## TASK BRIEF
Only the number is wanted: how many lines in the data contain "什么味道的"?

● ● ● ● ●

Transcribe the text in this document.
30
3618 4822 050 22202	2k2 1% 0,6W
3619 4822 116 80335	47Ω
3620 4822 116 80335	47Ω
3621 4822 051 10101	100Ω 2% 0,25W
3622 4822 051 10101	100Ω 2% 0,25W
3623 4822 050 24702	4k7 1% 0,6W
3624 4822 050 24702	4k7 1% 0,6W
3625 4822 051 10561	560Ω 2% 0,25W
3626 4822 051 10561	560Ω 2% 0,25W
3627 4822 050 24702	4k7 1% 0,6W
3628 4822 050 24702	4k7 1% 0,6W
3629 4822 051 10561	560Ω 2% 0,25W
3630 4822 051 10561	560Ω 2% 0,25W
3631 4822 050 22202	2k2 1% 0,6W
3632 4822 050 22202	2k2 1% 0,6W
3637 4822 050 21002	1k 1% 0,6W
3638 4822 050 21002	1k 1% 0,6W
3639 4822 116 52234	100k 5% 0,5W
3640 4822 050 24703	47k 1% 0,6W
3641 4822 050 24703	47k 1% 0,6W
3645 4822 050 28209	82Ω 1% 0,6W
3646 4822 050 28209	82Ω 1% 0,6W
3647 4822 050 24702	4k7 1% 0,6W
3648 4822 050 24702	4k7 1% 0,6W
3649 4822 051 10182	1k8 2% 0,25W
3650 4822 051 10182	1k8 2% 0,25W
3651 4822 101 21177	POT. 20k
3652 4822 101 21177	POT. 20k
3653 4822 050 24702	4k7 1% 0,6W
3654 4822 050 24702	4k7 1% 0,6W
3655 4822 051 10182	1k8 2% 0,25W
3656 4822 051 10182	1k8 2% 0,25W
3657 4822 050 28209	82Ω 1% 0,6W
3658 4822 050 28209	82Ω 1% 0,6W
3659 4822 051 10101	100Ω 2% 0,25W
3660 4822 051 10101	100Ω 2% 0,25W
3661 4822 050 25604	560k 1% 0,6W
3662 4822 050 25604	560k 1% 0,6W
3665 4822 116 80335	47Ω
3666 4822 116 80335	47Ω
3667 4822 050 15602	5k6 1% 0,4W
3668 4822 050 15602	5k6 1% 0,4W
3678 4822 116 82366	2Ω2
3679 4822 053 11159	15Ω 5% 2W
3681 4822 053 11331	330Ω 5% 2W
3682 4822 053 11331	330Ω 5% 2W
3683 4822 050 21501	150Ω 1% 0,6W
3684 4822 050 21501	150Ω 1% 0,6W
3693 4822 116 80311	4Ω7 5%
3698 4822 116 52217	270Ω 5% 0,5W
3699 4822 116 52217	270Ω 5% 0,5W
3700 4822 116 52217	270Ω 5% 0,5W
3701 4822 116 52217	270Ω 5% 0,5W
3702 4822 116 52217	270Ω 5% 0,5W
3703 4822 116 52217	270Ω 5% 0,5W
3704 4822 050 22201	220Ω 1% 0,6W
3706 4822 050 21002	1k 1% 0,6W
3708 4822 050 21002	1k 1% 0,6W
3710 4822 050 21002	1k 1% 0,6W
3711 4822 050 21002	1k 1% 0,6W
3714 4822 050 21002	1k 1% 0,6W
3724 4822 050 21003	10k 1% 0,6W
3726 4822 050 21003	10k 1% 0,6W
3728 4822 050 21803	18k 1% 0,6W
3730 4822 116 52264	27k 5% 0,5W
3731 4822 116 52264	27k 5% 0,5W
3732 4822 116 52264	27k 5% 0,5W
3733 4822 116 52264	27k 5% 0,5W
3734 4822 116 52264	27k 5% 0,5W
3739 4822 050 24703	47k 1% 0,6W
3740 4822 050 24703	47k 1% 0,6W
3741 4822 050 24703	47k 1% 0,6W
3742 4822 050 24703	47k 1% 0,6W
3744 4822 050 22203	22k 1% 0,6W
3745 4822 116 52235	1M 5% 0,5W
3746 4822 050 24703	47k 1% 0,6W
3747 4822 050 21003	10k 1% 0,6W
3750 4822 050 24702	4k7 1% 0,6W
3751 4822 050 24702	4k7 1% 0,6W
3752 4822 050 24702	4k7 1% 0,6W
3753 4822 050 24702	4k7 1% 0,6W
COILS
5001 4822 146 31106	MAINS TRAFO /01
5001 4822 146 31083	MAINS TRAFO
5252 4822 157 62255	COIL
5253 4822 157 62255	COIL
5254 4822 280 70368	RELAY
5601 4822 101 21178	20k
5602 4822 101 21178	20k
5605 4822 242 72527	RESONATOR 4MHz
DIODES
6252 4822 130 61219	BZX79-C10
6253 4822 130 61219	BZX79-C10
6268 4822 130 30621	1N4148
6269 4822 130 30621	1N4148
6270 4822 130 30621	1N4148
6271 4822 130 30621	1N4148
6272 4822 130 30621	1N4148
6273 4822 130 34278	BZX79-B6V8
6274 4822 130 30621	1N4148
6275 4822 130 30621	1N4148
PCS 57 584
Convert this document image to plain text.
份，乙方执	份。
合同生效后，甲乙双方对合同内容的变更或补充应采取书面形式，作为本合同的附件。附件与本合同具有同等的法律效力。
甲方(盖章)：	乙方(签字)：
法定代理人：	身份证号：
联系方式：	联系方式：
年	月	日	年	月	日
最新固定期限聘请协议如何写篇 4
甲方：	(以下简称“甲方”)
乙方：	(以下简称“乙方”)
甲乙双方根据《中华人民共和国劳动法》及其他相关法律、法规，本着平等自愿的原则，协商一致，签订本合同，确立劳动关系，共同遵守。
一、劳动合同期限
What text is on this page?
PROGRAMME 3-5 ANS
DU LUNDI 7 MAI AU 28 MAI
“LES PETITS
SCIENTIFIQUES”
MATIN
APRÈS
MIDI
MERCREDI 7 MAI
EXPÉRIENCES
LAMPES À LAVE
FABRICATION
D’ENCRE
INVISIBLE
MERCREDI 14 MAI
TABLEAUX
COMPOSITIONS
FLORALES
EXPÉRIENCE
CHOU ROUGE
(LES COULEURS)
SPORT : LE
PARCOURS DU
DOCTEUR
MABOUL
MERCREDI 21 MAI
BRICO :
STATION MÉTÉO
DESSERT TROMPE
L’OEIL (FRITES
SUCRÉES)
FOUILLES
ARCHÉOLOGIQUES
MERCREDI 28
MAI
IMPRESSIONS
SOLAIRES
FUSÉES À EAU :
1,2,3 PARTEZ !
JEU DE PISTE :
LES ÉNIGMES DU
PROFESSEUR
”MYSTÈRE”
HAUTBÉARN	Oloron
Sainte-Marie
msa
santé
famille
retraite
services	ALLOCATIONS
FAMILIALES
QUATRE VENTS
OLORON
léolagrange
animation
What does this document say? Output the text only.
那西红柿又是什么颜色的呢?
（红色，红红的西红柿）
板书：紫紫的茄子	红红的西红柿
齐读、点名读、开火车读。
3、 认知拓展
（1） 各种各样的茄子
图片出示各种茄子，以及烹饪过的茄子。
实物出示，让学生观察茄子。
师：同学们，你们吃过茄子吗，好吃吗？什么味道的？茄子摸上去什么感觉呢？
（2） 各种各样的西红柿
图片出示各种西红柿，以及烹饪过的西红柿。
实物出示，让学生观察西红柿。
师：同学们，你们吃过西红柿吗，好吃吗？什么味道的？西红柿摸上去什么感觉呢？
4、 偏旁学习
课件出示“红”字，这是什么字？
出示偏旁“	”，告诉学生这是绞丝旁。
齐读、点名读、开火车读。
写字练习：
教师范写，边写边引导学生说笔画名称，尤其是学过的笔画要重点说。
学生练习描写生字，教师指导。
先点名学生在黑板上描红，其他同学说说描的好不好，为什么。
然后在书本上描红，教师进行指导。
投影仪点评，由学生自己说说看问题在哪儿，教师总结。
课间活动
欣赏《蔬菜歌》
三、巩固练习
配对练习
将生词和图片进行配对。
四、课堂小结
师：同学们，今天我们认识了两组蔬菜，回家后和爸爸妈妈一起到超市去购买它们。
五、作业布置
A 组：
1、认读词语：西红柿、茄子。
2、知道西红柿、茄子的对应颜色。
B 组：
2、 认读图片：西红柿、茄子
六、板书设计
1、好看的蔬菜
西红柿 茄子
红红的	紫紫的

● ● ● ● ●

## FINISHED ANSWER
2